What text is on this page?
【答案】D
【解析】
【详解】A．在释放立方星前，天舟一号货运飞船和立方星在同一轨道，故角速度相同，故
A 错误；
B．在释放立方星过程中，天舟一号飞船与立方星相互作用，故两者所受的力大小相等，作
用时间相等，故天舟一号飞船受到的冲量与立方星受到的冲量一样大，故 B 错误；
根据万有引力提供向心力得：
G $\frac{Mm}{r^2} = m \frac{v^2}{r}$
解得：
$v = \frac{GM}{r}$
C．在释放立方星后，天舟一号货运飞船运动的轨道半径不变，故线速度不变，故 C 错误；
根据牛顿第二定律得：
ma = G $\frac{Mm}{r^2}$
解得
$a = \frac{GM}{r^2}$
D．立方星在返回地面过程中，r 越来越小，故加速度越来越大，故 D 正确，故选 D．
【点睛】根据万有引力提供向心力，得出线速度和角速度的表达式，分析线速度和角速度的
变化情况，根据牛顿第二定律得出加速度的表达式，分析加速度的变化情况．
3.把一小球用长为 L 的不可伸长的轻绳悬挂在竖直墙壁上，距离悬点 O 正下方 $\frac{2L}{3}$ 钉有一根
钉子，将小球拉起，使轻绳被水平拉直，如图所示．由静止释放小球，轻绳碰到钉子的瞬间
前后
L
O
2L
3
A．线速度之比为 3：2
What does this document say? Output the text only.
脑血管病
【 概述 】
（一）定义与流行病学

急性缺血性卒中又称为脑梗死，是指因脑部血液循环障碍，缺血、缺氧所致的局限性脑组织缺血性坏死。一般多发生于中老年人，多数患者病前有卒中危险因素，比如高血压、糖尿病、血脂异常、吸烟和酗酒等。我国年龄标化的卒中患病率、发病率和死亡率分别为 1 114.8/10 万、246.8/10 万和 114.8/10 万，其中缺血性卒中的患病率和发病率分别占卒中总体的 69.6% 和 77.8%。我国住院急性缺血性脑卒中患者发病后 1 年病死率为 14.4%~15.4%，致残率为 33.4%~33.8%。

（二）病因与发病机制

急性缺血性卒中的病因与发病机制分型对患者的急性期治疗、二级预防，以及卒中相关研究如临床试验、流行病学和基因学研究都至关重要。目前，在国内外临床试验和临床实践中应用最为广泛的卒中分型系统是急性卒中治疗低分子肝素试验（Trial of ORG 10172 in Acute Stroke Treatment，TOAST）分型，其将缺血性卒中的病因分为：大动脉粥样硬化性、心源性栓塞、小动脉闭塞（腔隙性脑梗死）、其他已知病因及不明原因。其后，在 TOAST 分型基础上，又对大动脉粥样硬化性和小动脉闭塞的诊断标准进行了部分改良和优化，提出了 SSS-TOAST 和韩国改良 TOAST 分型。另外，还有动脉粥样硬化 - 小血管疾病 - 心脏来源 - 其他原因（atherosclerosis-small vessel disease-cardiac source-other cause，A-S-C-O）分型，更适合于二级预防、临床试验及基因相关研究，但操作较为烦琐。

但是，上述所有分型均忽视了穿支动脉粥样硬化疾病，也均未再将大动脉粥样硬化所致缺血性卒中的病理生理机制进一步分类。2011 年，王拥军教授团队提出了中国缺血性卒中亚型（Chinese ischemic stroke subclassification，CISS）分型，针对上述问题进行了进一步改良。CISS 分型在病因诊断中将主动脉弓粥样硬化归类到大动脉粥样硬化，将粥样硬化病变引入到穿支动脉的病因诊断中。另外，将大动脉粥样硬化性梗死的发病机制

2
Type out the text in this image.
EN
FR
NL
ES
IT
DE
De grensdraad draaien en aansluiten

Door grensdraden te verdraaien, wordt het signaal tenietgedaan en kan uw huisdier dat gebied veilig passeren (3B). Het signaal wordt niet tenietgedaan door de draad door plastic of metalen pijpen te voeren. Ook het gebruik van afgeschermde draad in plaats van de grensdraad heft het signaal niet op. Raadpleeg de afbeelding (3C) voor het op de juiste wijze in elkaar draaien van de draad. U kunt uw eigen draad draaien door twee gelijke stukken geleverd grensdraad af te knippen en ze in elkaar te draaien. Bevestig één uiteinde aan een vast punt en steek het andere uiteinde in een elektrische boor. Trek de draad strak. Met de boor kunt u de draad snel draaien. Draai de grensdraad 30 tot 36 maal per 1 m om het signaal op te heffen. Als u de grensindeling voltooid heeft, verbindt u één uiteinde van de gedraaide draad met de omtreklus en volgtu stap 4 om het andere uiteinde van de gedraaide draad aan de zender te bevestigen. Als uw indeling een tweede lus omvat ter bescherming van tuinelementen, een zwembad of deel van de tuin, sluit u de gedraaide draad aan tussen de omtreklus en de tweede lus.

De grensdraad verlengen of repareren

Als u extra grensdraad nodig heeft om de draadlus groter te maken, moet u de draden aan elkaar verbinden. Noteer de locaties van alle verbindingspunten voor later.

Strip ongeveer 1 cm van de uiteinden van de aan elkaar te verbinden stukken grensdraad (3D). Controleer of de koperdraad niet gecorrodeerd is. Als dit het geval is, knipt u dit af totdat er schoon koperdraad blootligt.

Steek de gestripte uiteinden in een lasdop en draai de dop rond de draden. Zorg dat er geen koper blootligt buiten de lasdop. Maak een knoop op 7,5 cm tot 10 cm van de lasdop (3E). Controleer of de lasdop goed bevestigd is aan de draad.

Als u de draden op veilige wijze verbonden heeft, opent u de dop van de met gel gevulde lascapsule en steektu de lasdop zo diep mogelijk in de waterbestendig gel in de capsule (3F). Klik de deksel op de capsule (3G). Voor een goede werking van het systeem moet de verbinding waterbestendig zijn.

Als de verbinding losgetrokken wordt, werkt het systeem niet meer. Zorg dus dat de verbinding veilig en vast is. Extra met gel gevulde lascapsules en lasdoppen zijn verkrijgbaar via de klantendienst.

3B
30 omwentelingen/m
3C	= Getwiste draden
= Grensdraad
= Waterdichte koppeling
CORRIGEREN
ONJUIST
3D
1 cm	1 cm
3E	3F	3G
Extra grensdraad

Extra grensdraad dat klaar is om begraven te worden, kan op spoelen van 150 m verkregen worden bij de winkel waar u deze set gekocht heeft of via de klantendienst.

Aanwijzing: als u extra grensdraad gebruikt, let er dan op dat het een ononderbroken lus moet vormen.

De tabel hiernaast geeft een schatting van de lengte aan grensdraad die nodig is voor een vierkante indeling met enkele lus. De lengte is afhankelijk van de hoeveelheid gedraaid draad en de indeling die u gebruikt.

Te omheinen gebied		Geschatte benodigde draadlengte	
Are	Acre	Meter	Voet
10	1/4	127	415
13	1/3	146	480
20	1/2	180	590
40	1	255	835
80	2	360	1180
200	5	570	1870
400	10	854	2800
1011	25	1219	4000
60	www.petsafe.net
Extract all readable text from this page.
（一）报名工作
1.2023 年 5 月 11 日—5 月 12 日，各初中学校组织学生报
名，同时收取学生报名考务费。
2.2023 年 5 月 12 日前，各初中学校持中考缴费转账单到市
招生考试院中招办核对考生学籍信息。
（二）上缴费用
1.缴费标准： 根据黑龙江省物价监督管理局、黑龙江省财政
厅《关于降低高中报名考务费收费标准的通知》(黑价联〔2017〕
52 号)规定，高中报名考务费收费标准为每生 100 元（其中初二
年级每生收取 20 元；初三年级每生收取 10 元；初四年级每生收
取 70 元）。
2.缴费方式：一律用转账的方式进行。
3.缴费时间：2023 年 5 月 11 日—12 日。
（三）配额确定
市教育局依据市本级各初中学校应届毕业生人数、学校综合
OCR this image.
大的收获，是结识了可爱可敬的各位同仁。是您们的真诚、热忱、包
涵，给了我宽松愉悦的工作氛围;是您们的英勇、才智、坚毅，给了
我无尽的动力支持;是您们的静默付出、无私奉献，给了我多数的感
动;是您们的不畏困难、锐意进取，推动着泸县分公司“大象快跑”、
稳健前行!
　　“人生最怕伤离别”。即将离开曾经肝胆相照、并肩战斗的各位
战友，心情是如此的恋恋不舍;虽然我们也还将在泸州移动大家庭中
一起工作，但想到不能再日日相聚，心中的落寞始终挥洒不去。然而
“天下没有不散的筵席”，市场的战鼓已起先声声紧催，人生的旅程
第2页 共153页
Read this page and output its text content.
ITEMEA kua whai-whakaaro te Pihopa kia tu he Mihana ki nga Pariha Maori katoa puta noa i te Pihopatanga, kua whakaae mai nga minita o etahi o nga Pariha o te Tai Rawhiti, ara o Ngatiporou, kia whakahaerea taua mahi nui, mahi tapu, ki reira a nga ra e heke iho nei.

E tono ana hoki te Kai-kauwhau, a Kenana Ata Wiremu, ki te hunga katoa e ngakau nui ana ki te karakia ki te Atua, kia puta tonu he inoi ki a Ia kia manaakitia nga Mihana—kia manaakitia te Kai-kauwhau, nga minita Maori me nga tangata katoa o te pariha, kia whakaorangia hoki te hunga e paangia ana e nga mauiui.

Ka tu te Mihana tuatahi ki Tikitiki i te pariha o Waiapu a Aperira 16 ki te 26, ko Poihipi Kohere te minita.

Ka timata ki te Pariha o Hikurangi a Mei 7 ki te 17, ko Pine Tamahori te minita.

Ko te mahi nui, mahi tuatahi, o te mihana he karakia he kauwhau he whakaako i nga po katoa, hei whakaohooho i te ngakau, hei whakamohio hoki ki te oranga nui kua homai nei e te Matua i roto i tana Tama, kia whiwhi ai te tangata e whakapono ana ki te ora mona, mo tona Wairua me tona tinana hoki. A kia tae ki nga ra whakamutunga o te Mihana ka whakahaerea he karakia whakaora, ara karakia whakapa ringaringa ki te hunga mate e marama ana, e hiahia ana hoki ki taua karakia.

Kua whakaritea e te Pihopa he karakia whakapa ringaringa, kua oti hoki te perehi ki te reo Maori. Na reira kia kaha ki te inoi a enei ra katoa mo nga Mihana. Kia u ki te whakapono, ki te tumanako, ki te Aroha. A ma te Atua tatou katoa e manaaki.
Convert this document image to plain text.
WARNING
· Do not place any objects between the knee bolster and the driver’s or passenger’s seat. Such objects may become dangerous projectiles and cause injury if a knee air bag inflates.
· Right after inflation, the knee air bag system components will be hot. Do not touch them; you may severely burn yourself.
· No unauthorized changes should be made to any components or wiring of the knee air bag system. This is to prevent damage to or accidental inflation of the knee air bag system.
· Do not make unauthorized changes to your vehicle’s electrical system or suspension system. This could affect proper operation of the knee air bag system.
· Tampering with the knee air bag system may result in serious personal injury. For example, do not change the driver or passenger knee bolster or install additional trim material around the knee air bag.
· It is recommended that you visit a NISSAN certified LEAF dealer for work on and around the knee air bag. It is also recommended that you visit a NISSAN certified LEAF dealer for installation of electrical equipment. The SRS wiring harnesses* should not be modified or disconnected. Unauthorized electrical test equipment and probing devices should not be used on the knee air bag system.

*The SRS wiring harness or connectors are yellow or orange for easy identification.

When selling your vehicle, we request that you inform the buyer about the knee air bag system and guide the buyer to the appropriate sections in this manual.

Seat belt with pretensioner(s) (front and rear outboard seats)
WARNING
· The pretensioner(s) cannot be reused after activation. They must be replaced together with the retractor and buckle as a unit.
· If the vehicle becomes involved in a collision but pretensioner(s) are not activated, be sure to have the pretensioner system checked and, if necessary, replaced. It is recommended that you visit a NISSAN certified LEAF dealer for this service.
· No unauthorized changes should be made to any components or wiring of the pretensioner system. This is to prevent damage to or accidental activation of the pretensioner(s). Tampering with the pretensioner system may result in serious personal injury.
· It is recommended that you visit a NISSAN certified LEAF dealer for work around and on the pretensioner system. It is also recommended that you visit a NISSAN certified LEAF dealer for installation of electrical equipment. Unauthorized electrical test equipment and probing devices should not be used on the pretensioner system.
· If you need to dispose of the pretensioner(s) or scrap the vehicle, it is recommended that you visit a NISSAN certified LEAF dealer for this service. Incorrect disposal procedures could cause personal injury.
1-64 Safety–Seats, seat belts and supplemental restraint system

Task objective
Using the data above, copy each line that contains "inflation".

Exercise output
· Right after inflation, the knee air bag system components will be hot. Do not touch them; you may severely burn yourself.
· No unauthorized changes should be made to any components or wiring of the knee air bag system. This is to prevent damage to or accidental inflation of the knee air bag system.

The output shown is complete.